**Task objective**
Can you transcribe every record below exactly as it appears?

**Data supplied**
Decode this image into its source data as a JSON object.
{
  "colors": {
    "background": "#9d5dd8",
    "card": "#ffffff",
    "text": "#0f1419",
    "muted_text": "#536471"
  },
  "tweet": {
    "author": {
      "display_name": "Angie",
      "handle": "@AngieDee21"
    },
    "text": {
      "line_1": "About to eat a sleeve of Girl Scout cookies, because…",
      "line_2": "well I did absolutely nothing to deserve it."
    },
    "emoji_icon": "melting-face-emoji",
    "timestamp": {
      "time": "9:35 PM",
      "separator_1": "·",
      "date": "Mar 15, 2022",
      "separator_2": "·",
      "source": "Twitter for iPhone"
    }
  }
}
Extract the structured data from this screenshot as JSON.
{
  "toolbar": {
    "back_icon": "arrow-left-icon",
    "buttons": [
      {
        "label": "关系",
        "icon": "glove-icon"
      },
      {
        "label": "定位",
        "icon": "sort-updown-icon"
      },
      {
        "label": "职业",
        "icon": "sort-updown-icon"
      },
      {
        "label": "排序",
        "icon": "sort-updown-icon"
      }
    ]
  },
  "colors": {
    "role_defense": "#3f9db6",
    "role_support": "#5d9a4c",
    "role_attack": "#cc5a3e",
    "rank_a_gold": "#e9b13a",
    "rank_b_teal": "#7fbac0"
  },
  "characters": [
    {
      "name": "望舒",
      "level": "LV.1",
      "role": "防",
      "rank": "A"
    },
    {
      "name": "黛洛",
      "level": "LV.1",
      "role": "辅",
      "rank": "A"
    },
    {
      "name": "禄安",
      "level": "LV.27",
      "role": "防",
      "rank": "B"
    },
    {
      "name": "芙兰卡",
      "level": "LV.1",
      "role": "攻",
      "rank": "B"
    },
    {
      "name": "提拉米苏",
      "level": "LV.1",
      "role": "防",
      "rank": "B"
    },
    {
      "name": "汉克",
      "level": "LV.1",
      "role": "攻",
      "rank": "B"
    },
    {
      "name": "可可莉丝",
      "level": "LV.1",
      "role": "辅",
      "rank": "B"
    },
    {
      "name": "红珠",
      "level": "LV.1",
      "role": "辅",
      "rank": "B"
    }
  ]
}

**Result of the exercise**
Decode this image into its source data as a JSON object.
{
  "colors": {
    "background": "#9d5dd8",
    "card": "#ffffff",
    "text": "#0f1419",
    "muted_text": "#536471"
  },
  "tweet": {
    "author": {
      "display_name": "Angie",
      "handle": "@AngieDee21"
    },
    "text": {
      "line_1": "About to eat a sleeve of Girl Scout cookies, because…",
      "line_2": "well I did absolutely nothing to deserve it."
    },
    "emoji_icon": "melting-face-emoji",
    "timestamp": {
      "time": "9:35 PM",
      "separator_1": "·",
      "date": "Mar 15, 2022",
      "separator_2": "·",
      "source": "Twitter for iPhone"
    }
  }
}
Extract the structured data from this screenshot as JSON.
{
  "toolbar": {
    "back_icon": "arrow-left-icon",
    "buttons": [
      {
        "label": "关系",
        "icon": "glove-icon"
      },
      {
        "label": "定位",
        "icon": "sort-updown-icon"
      },
      {
        "label": "职业",
        "icon": "sort-updown-icon"
      },
      {
        "label": "排序",
        "icon": "sort-updown-icon"
      }
    ]
  },
  "colors": {
    "role_defense": "#3f9db6",
    "role_support": "#5d9a4c",
    "role_attack": "#cc5a3e",
    "rank_a_gold": "#e9b13a",
    "rank_b_teal": "#7fbac0"
  },
  "characters": [
    {
      "name": "望舒",
      "level": "LV.1",
      "role": "防",
      "rank": "A"
    },
    {
      "name": "黛洛",
      "level": "LV.1",
      "role": "辅",
      "rank": "A"
    },
    {
      "name": "禄安",
      "level": "LV.27",
      "role": "防",
      "rank": "B"
    },
    {
      "name": "芙兰卡",
      "level": "LV.1",
      "role": "攻",
      "rank": "B"
    },
    {
      "name": "提拉米苏",
      "level": "LV.1",
      "role": "防",
      "rank": "B"
    },
    {
      "name": "汉克",
      "level": "LV.1",
      "role": "攻",
      "rank": "B"
    },
    {
      "name": "可可莉丝",
      "level": "LV.1",
      "role": "辅",
      "rank": "B"
    },
    {
      "name": "红珠",
      "level": "LV.1",
      "role": "辅",
      "rank": "B"
    }
  ]
}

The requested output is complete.